• **WHAT YOU HAVE TO DO**
Lines that contain the string "this" are to be copied; leave out all others.

• **RECORDS SHOWN**
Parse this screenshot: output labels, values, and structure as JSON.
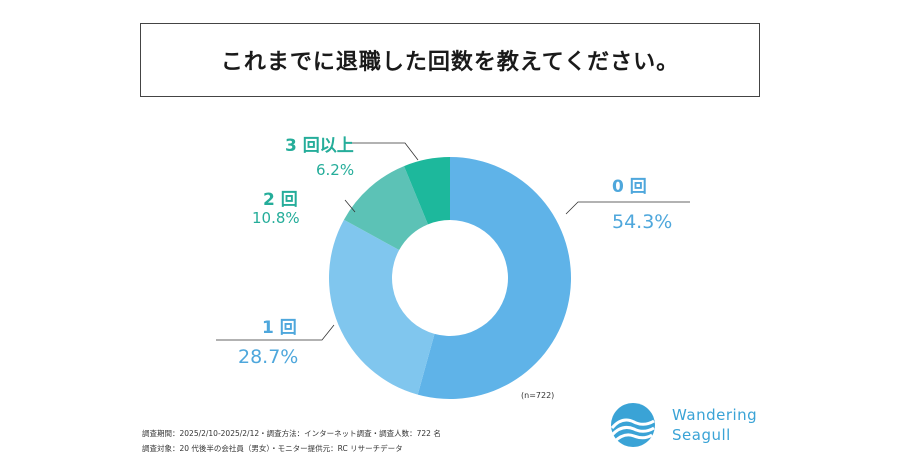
{
  "title": "これまでに退職した回数を教えてください。",
  "sample_note": "(n=722)",
  "footnotes": {
    "line1": "調査期間：2025/2/10-2025/2/12・調査方法：インターネット調査・調査人数：722 名",
    "line2": "調査対象：20 代後半の会社員（男女）・モニター提供元：RC リサーチデータ"
  },
  "logo": {
    "line1": "Wandering",
    "line2": "Seagull",
    "color": "#3aa3d6",
    "icon": "seagull-wave-logo"
  },
  "chart_data": {
    "type": "pie",
    "donut": true,
    "title": "これまでに退職した回数を教えてください。",
    "slices": [
      {
        "label": "0 回",
        "value": 54.3,
        "display": "54.3%",
        "color": "#5fb3e8"
      },
      {
        "label": "1 回",
        "value": 28.7,
        "display": "28.7%",
        "color": "#80c6ee"
      },
      {
        "label": "2 回",
        "value": 10.8,
        "display": "10.8%",
        "color": "#5cc2b6"
      },
      {
        "label": "3 回以上",
        "value": 6.2,
        "display": "6.2%",
        "color": "#1db89c"
      }
    ],
    "label_colors": {
      "blue": "#4ea7dc",
      "teal": "#25ad9a"
    }
  }
}
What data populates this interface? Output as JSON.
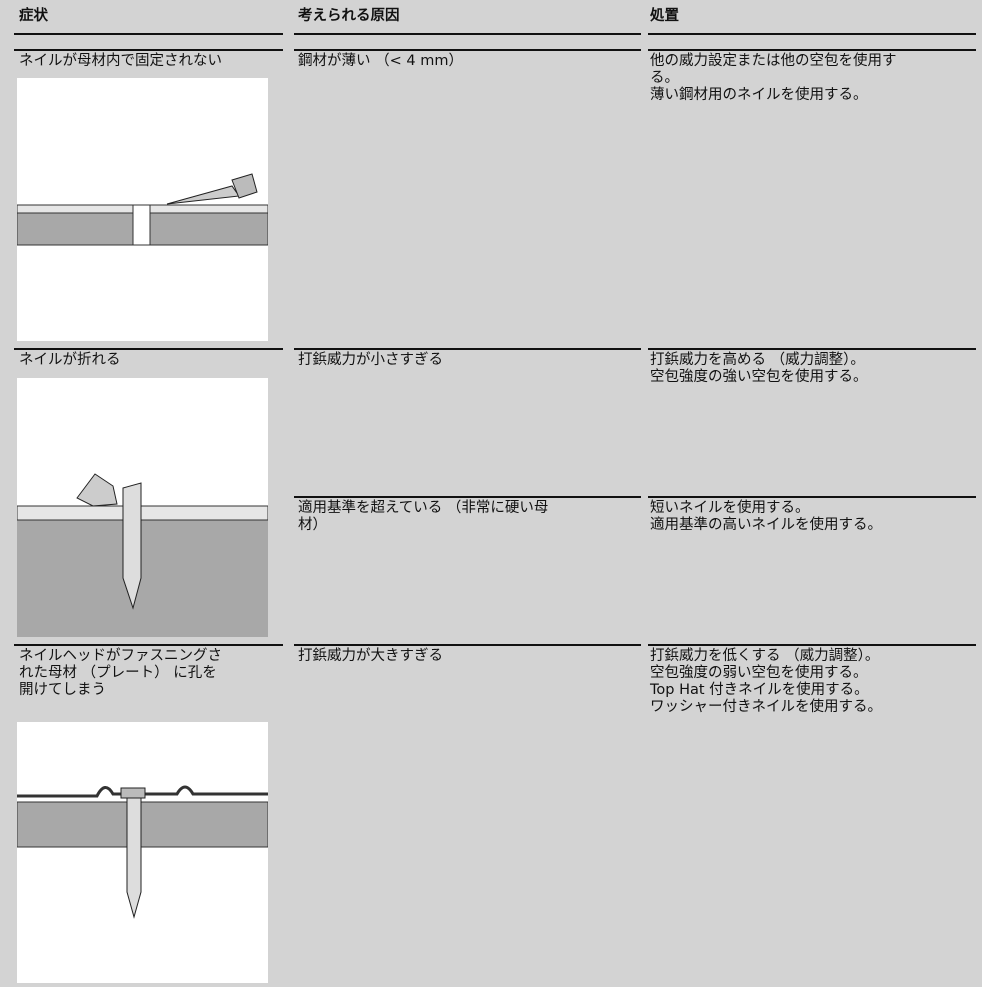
{
  "table": {
    "header": [
      "症状",
      "考えられる原因",
      "処置"
    ],
    "rows": [
      {
        "symptom": [
          "ネイルが母材内で固定されない"
        ],
        "causes": [
          {
            "cause": [
              "鋼材が薄い （< 4 mm）"
            ],
            "remedy": [
              "他の威力設定または他の空包を使用す",
              "る。",
              "薄い鋼材用のネイルを使用する。"
            ]
          }
        ]
      },
      {
        "symptom": [
          "ネイルが折れる"
        ],
        "causes": [
          {
            "cause": [
              "打鋲威力が小さすぎる"
            ],
            "remedy": [
              "打鋲威力を高める （威力調整）。",
              "空包強度の強い空包を使用する。"
            ]
          },
          {
            "cause": [
              "適用基準を超えている （非常に硬い母",
              "材）"
            ],
            "remedy": [
              "短いネイルを使用する。",
              "適用基準の高いネイルを使用する。"
            ]
          }
        ]
      },
      {
        "symptom": [
          "ネイルヘッドがファスニングさ",
          "れた母材 （プレート） に孔を",
          "開けてしまう"
        ],
        "causes": [
          {
            "cause": [
              "打鋲威力が大きすぎる"
            ],
            "remedy": [
              "打鋲威力を低くする （威力調整）。",
              "空包強度の弱い空包を使用する。",
              "Top Hat 付きネイルを使用する。",
              "ワッシャー付きネイルを使用する。"
            ]
          }
        ]
      }
    ]
  }
}
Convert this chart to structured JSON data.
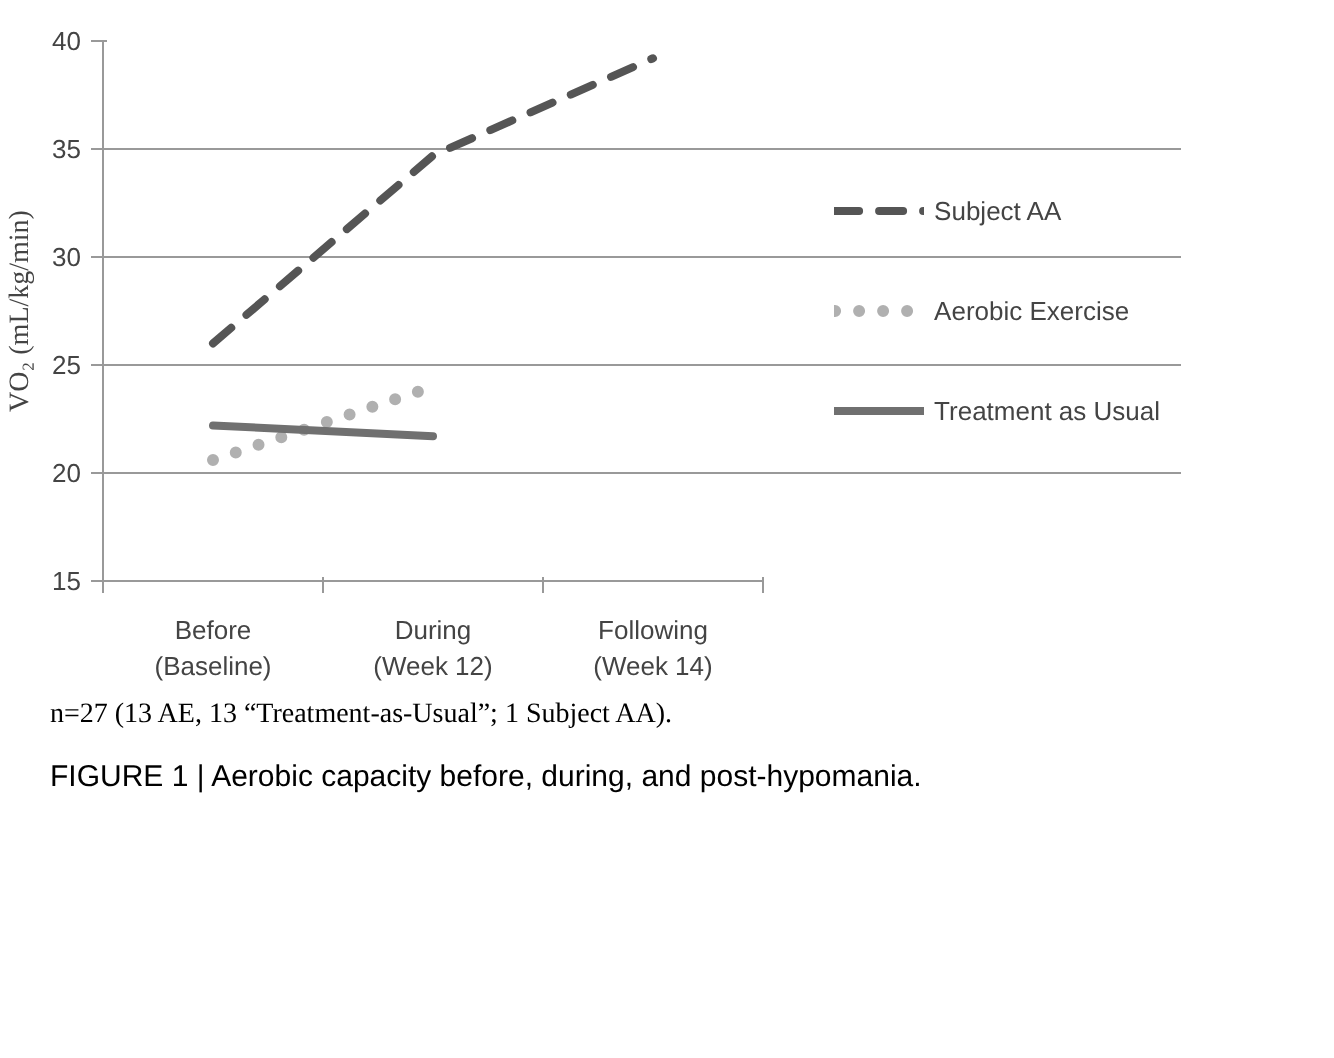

• **FINISHED TASK**
Parse this screenshot: output labels, values, and structure as JSON.
What data populates this interface? Output as JSON.
Convert this chart to structured JSON data.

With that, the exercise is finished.